[Records from a data source]
************

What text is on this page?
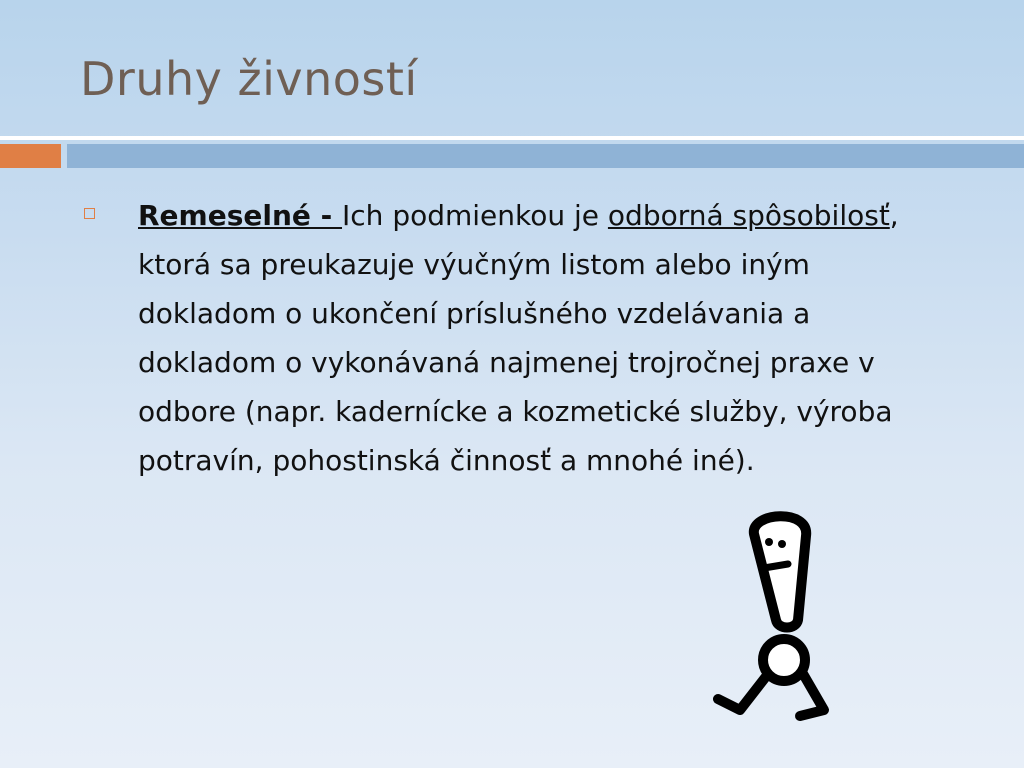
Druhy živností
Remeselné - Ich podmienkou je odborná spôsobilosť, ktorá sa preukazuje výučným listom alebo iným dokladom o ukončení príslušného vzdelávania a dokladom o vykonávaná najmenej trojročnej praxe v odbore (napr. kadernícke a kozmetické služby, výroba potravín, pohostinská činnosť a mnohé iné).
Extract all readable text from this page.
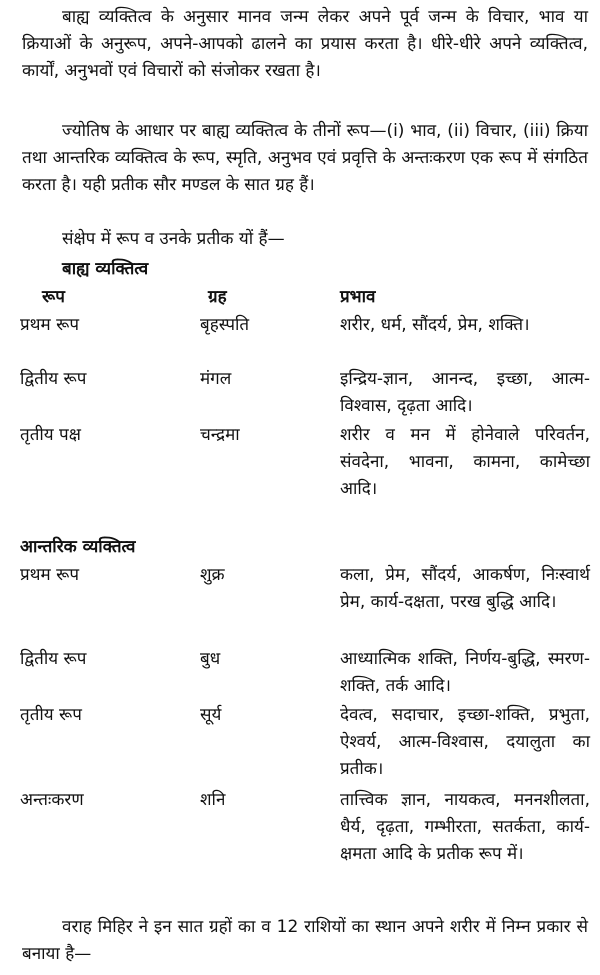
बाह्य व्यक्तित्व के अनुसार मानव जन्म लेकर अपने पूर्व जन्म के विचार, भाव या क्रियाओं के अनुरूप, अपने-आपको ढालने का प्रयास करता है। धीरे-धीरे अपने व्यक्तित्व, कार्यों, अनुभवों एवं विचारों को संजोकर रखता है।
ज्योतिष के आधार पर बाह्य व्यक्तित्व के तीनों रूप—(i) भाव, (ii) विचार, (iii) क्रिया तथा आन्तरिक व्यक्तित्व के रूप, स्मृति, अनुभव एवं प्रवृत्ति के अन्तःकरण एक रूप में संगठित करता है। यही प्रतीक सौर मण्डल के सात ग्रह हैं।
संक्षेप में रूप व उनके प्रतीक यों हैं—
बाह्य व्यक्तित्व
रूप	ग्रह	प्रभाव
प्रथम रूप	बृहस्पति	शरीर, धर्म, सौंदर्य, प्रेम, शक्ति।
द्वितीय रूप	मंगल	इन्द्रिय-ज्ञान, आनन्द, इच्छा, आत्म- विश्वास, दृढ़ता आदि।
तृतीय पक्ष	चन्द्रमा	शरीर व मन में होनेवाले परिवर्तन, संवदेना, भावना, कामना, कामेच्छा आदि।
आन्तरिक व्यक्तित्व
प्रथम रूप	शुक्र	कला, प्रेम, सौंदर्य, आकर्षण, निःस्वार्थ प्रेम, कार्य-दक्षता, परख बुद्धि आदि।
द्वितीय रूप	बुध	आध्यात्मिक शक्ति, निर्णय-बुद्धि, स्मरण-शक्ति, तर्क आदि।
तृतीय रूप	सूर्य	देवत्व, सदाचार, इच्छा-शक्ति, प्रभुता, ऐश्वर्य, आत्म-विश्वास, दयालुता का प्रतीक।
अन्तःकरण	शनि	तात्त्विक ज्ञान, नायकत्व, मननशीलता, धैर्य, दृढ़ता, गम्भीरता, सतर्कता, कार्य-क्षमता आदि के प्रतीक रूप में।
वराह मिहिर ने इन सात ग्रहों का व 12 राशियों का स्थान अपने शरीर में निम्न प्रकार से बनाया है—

************

Given instruction.
Copy each line of the preceding data that contains the string "this".

Solution.
What text is on this page?
Extract all readable text from this page.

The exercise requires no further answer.